Comme souvent le samedi soir, Pierre me laisse les clefs de sa librairie pour que je puisse y assurer une permanence le lundi. Il compte aussi sur ma petite causerie pour élever le niveau de ses billets qui sont souvent inconsistants… Comme je le félicitais de la présence de jeunes femmes charmantes dans sa boutique, constat envié par quelques lecteurs lubriques, il me posa cette question qui me laissa interdit :
" Et vous, maître, pourquoi ne vous êtes vous jamais marié ? "
Sans attendre ma réponse, il tourna les talons. Ce garçon n'a vraiment aucune éducation ! Je vais, néanmoins, essayer, d'en expliquer les raisons. Je ne peux plus rien pour certains lecteurs unis par les liens du mariage mais pour les autres…
Il faut savoir que les femmes sont d'un naturel plus gai et plus enjoué que les hommes ; je ne saurais d'ailleurs déterminer si cela leur vient de ce que leur esprit est plus léger… Quoiqu'il en soit, la vivacité est le don des femmes et la gravité est le propre de l'homme. J'admets que l'on puisse se méfier de ce penchant de la nature afin qu'il ne nous domine pas trop et qu'il y a autant d'excès chez l'homme à présenter de la rigueur et de la sévérité que chez la femme à mettre en valeur sa frivolité. Lorsqu'on observe pas ces précautions, l'homme dégénère en cynique et la femme en coquette ; l'homme devient lugubre et la femme impertinente. Ceux qui me connaissent savent que je ne suis ni cynique ni lugubre !

■ ■ ■ ■ ■

▶ Énoncé:
Reproduisez intégralement le texte ci-dessus sur le mariage, sans rien y changer.

Annotations de zones d'image:
■ ■ ■ ■ ■

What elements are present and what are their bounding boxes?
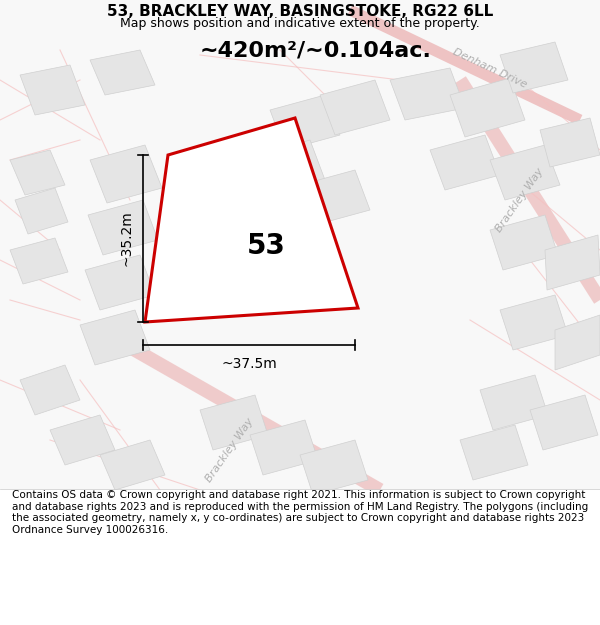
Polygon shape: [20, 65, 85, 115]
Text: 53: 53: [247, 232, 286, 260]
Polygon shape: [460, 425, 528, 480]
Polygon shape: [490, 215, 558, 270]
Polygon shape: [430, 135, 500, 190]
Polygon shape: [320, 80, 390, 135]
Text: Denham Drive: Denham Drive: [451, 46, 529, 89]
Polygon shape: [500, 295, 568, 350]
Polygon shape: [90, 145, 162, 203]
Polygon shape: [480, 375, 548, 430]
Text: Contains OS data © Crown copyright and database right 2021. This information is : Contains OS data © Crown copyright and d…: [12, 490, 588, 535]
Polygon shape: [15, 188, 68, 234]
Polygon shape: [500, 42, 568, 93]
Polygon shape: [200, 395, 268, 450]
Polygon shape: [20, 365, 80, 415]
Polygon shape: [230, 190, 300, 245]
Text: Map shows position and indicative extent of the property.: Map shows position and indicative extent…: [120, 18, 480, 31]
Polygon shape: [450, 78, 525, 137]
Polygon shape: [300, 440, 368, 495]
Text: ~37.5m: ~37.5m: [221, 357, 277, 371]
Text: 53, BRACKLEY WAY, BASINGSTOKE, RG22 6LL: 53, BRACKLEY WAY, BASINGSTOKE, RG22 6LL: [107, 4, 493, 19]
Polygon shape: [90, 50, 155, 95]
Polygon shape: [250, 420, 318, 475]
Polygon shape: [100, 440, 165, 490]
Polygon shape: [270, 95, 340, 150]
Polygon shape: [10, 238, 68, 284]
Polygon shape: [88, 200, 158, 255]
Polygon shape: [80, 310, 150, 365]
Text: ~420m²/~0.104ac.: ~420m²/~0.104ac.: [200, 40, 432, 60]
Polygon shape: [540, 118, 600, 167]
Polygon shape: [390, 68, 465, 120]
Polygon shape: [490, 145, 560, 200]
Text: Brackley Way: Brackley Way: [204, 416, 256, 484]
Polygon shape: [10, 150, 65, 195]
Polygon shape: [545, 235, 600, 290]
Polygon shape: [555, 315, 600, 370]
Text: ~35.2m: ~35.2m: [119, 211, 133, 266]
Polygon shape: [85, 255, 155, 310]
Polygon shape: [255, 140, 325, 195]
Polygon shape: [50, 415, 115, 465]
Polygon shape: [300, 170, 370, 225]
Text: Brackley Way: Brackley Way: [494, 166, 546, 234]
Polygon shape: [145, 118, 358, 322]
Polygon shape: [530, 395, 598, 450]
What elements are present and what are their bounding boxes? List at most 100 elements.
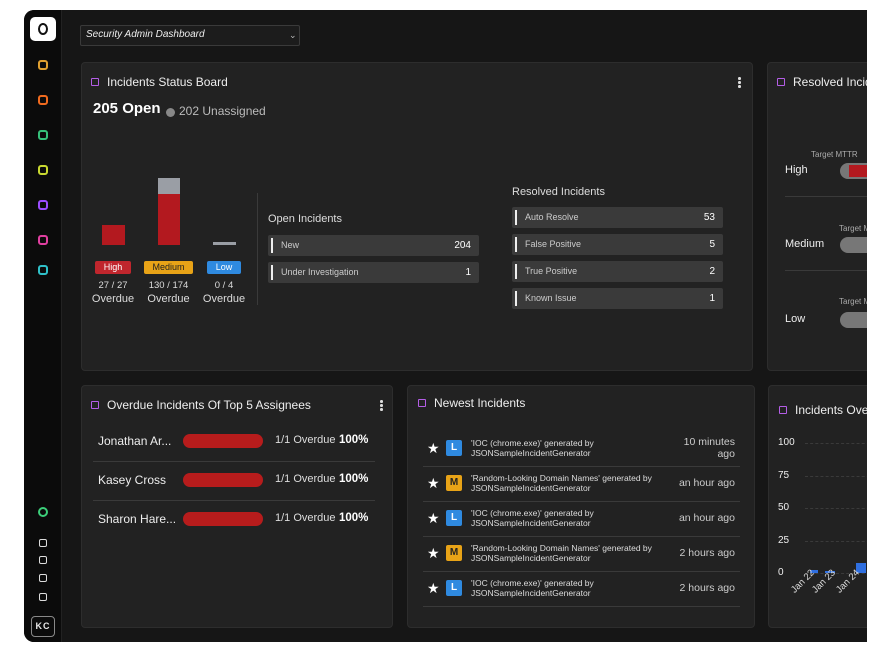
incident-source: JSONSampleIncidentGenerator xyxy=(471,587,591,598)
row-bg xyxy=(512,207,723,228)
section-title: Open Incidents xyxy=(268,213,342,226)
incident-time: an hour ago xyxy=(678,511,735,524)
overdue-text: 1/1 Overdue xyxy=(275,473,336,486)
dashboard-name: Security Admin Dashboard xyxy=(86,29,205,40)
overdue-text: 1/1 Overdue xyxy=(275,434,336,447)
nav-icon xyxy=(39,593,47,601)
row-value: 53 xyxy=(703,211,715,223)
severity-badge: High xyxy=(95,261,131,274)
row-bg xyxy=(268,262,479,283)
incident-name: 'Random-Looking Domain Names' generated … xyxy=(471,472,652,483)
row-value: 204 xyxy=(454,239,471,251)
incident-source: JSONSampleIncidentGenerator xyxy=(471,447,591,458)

■ ■ ■ ■ ■

▶ Corrigé complet:
Comme souvent le samedi soir, Pierre me laisse les clefs de sa librairie pour que je puisse y assurer une permanence le lundi. Il compte aussi sur ma petite causerie pour élever le niveau de ses billets qui sont souvent inconsistants… Comme je le félicitais de la présence de jeunes femmes charmantes dans sa boutique, constat envié par quelques lecteurs lubriques, il me posa cette question qui me laissa interdit :
" Et vous, maître, pourquoi ne vous êtes vous jamais marié ? "
Sans attendre ma réponse, il tourna les talons. Ce garçon n'a vraiment aucune éducation ! Je vais, néanmoins, essayer, d'en expliquer les raisons. Je ne peux plus rien pour certains lecteurs unis par les liens du mariage mais pour les autres…
Il faut savoir que les femmes sont d'un naturel plus gai et plus enjoué que les hommes ; je ne saurais d'ailleurs déterminer si cela leur vient de ce que leur esprit est plus léger… Quoiqu'il en soit, la vivacité est le don des femmes et la gravité est le propre de l'homme. J'admets que l'on puisse se méfier de ce penchant de la nature afin qu'il ne nous domine pas trop et qu'il y a autant d'excès chez l'homme à présenter de la rigueur et de la sévérité que chez la femme à mettre en valeur sa frivolité. Lorsqu'on observe pas ces précautions, l'homme dégénère en cynique et la femme en coquette ; l'homme devient lugubre et la femme impertinente. Ceux qui me connaissent savent que je ne suis ni cynique ni lugubre !